**What to produce**
Show every line in the records below that contains the word "color".

**Data shown**
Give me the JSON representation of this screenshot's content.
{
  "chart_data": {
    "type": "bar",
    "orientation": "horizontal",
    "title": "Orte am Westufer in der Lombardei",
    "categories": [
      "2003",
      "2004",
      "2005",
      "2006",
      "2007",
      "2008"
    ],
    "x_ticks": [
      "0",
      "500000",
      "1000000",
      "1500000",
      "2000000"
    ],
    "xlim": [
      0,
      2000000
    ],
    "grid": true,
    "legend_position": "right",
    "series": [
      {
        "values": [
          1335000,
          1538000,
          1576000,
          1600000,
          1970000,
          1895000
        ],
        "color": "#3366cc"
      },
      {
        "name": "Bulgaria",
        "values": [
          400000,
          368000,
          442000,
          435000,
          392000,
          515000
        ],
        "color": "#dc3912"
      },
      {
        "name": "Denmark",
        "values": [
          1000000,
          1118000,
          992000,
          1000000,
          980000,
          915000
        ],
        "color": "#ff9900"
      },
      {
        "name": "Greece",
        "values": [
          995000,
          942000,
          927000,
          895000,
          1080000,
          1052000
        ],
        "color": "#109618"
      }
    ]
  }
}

**Output for this exercise**
        "color": "#3366cc"
        "color": "#dc3912"
        "color": "#ff9900"
        "color": "#109618"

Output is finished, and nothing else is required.